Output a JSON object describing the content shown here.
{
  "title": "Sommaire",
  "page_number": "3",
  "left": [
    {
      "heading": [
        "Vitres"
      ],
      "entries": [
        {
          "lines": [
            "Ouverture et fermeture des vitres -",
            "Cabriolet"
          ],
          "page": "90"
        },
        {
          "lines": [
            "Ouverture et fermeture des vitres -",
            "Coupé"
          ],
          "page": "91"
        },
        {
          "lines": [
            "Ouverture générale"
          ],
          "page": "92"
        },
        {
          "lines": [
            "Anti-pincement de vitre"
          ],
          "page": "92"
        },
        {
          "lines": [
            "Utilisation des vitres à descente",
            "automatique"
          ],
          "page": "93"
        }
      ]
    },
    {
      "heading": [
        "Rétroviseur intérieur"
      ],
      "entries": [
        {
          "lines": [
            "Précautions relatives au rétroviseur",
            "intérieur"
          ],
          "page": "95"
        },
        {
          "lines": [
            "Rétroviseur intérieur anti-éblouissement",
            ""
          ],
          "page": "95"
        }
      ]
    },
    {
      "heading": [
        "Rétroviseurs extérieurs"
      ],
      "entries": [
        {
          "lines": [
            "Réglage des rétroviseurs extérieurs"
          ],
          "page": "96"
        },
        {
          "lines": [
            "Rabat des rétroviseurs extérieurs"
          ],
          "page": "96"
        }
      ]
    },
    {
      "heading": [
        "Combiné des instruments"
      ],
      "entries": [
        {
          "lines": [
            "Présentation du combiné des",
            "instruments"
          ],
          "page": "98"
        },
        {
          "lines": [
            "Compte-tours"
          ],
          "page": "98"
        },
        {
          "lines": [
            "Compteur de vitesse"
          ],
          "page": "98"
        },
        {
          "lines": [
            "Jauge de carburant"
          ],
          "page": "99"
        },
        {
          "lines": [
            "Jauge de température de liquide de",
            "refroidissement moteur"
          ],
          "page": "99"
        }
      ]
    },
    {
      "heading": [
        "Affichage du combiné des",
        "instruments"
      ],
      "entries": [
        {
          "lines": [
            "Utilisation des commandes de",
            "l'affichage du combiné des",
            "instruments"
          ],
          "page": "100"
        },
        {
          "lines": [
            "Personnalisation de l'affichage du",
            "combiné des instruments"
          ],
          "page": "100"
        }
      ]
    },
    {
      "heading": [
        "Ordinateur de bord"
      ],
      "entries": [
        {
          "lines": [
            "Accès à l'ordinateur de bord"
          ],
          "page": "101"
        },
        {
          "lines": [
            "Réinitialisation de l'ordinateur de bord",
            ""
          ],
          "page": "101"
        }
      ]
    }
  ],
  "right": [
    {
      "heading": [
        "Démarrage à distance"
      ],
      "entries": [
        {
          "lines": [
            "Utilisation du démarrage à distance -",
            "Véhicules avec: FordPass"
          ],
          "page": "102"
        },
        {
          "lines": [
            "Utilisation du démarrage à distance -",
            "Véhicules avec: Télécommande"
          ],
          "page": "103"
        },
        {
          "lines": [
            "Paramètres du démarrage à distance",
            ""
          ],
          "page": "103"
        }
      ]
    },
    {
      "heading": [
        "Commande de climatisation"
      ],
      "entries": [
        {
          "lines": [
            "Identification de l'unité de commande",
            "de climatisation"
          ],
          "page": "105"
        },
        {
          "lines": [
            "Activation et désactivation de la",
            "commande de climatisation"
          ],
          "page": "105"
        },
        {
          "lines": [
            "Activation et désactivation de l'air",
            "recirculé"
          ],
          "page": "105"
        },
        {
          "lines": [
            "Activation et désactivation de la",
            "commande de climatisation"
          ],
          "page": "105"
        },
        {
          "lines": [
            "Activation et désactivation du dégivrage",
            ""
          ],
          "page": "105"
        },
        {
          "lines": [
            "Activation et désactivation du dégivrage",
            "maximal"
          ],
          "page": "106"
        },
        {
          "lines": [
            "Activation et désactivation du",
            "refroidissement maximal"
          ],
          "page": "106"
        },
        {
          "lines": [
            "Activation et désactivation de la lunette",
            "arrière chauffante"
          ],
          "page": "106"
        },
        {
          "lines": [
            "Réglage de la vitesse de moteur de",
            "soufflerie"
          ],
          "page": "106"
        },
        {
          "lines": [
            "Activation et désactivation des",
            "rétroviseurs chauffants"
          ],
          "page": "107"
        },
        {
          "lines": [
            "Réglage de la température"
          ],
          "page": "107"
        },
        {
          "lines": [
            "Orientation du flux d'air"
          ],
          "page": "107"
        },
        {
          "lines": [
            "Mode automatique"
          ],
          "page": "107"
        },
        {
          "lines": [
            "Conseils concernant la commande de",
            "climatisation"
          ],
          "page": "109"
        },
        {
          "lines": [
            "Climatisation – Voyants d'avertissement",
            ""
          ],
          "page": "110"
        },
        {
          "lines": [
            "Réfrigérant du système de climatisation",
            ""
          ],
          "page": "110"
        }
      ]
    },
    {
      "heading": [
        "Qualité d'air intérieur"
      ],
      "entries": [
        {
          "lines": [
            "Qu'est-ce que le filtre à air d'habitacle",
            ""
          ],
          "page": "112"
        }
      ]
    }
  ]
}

- **Written task**:
In the records above, how many lines contain the string "Réglage"? State that number only.

- **Response**:
3